Of the lines in the entries, how many hold the word "ИНВЕСТИЦИИ"? Give that number alone.

(Dataset excerpt)
================
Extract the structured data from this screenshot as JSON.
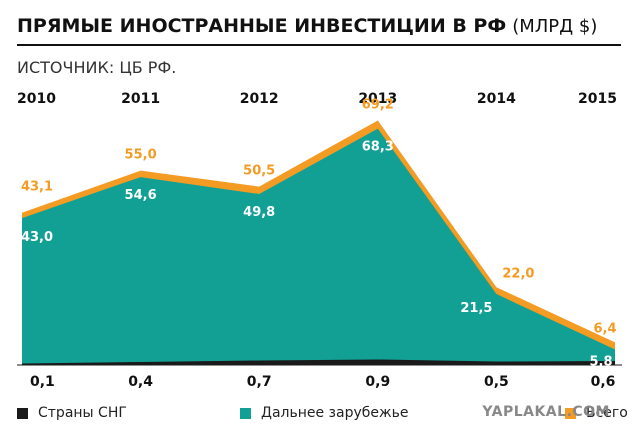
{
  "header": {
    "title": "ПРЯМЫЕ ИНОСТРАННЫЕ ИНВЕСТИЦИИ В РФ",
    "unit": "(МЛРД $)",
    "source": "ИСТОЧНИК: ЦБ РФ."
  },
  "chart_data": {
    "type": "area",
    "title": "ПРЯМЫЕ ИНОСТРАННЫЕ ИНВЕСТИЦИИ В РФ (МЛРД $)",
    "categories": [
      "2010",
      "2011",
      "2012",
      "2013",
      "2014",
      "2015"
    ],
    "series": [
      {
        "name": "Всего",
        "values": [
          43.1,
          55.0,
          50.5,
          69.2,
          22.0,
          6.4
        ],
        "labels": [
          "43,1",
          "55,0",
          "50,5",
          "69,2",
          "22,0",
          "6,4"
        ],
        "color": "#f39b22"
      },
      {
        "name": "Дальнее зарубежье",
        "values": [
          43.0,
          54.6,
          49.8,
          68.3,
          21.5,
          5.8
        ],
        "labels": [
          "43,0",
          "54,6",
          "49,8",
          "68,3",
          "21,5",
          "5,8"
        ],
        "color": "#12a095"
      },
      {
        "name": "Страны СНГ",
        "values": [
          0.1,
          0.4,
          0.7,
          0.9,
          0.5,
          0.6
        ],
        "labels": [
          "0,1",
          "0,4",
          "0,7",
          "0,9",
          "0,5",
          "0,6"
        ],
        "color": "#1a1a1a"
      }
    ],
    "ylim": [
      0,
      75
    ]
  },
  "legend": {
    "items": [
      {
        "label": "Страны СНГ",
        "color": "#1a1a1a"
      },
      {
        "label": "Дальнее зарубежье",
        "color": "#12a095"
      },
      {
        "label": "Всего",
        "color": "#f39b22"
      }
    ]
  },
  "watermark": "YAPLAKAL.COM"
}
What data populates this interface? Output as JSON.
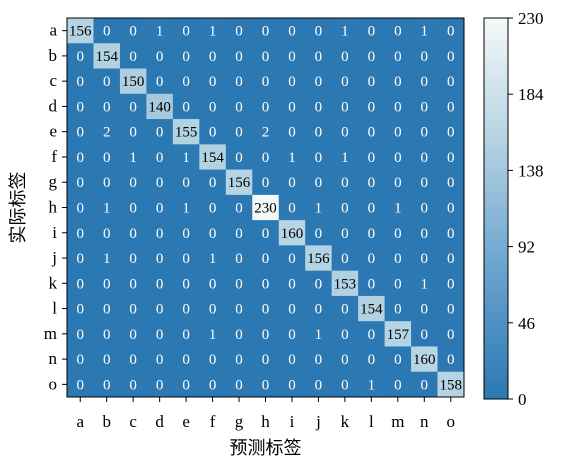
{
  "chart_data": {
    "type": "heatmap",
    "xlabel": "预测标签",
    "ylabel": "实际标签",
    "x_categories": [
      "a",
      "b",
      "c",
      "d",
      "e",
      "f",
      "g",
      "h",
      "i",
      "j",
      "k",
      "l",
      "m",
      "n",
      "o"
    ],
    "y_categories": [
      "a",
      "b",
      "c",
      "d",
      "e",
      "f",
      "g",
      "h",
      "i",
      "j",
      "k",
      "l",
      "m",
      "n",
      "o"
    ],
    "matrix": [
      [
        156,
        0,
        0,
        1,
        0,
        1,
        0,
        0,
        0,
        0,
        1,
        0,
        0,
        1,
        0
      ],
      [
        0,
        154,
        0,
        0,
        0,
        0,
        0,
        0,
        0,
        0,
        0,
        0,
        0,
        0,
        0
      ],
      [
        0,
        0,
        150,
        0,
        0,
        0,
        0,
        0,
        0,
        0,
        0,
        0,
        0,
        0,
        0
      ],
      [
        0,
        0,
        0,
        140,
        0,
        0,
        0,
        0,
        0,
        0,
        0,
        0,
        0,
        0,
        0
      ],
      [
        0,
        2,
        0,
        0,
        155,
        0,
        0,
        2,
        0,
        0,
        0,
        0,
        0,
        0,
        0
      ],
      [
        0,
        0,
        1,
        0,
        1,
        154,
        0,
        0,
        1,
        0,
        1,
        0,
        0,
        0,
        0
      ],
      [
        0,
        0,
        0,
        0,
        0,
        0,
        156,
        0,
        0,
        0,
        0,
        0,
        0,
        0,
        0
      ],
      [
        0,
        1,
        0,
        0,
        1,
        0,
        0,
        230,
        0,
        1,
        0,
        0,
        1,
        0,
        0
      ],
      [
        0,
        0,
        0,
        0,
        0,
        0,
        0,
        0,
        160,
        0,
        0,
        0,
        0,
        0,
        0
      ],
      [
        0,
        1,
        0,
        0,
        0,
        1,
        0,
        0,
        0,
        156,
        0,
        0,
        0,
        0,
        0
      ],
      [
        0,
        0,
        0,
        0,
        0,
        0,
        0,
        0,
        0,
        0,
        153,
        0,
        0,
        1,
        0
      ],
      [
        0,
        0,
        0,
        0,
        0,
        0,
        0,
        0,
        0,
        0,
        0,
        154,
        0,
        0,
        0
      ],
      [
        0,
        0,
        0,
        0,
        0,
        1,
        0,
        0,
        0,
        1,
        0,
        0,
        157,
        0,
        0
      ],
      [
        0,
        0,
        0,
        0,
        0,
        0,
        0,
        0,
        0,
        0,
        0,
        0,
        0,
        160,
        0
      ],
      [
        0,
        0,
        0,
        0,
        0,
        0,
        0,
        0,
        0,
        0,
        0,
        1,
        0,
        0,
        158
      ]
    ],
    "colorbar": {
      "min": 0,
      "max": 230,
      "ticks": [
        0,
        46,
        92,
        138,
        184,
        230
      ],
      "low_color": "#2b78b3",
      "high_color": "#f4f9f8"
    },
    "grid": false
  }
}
================
*SOLUTION TO THIS EXERCISE*. 2